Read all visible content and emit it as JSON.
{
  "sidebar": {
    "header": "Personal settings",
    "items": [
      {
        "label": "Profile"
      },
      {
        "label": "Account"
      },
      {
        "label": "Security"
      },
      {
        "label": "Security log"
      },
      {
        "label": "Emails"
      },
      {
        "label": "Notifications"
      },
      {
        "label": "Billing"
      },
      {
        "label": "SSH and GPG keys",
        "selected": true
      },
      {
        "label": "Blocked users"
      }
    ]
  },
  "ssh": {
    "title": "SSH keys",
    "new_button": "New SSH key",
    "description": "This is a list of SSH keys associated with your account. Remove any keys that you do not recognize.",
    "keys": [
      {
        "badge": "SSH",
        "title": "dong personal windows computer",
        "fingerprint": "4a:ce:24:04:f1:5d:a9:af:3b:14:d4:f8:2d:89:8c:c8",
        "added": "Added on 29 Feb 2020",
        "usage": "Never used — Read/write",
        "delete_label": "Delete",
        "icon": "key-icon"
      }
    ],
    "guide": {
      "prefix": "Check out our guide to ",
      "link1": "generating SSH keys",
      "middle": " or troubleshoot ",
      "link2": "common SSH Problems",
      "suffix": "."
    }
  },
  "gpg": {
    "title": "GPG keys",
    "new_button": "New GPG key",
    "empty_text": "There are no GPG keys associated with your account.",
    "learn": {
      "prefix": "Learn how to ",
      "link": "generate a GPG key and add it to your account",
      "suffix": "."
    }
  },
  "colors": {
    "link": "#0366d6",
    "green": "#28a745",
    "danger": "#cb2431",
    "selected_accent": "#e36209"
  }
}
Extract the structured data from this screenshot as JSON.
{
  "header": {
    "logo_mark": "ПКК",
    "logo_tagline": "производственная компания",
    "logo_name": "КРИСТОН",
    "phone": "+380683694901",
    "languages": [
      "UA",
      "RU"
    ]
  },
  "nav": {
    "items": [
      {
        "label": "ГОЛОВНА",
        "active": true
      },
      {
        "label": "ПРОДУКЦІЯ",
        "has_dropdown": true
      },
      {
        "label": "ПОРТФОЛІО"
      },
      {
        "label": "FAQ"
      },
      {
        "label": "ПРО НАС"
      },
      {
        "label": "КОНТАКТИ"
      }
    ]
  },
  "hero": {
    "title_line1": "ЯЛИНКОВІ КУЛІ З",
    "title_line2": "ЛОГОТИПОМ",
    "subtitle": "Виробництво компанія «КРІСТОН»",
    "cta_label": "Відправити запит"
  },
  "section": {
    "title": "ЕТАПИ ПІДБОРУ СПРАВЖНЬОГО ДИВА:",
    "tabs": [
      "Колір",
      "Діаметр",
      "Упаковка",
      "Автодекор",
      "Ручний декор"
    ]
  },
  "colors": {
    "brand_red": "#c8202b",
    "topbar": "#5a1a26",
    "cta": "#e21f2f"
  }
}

----

Aim: Write the entire listing out again, word for word.

Task result:
Read all visible content and emit it as JSON.
{
  "sidebar": {
    "header": "Personal settings",
    "items": [
      {
        "label": "Profile"
      },
      {
        "label": "Account"
      },
      {
        "label": "Security"
      },
      {
        "label": "Security log"
      },
      {
        "label": "Emails"
      },
      {
        "label": "Notifications"
      },
      {
        "label": "Billing"
      },
      {
        "label": "SSH and GPG keys",
        "selected": true
      },
      {
        "label": "Blocked users"
      }
    ]
  },
  "ssh": {
    "title": "SSH keys",
    "new_button": "New SSH key",
    "description": "This is a list of SSH keys associated with your account. Remove any keys that you do not recognize.",
    "keys": [
      {
        "badge": "SSH",
        "title": "dong personal windows computer",
        "fingerprint": "4a:ce:24:04:f1:5d:a9:af:3b:14:d4:f8:2d:89:8c:c8",
        "added": "Added on 29 Feb 2020",
        "usage": "Never used — Read/write",
        "delete_label": "Delete",
        "icon": "key-icon"
      }
    ],
    "guide": {
      "prefix": "Check out our guide to ",
      "link1": "generating SSH keys",
      "middle": " or troubleshoot ",
      "link2": "common SSH Problems",
      "suffix": "."
    }
  },
  "gpg": {
    "title": "GPG keys",
    "new_button": "New GPG key",
    "empty_text": "There are no GPG keys associated with your account.",
    "learn": {
      "prefix": "Learn how to ",
      "link": "generate a GPG key and add it to your account",
      "suffix": "."
    }
  },
  "colors": {
    "link": "#0366d6",
    "green": "#28a745",
    "danger": "#cb2431",
    "selected_accent": "#e36209"
  }
}
Extract the structured data from this screenshot as JSON.
{
  "header": {
    "logo_mark": "ПКК",
    "logo_tagline": "производственная компания",
    "logo_name": "КРИСТОН",
    "phone": "+380683694901",
    "languages": [
      "UA",
      "RU"
    ]
  },
  "nav": {
    "items": [
      {
        "label": "ГОЛОВНА",
        "active": true
      },
      {
        "label": "ПРОДУКЦІЯ",
        "has_dropdown": true
      },
      {
        "label": "ПОРТФОЛІО"
      },
      {
        "label": "FAQ"
      },
      {
        "label": "ПРО НАС"
      },
      {
        "label": "КОНТАКТИ"
      }
    ]
  },
  "hero": {
    "title_line1": "ЯЛИНКОВІ КУЛІ З",
    "title_line2": "ЛОГОТИПОМ",
    "subtitle": "Виробництво компанія «КРІСТОН»",
    "cta_label": "Відправити запит"
  },
  "section": {
    "title": "ЕТАПИ ПІДБОРУ СПРАВЖНЬОГО ДИВА:",
    "tabs": [
      "Колір",
      "Діаметр",
      "Упаковка",
      "Автодекор",
      "Ручний декор"
    ]
  },
  "colors": {
    "brand_red": "#c8202b",
    "topbar": "#5a1a26",
    "cta": "#e21f2f"
  }
}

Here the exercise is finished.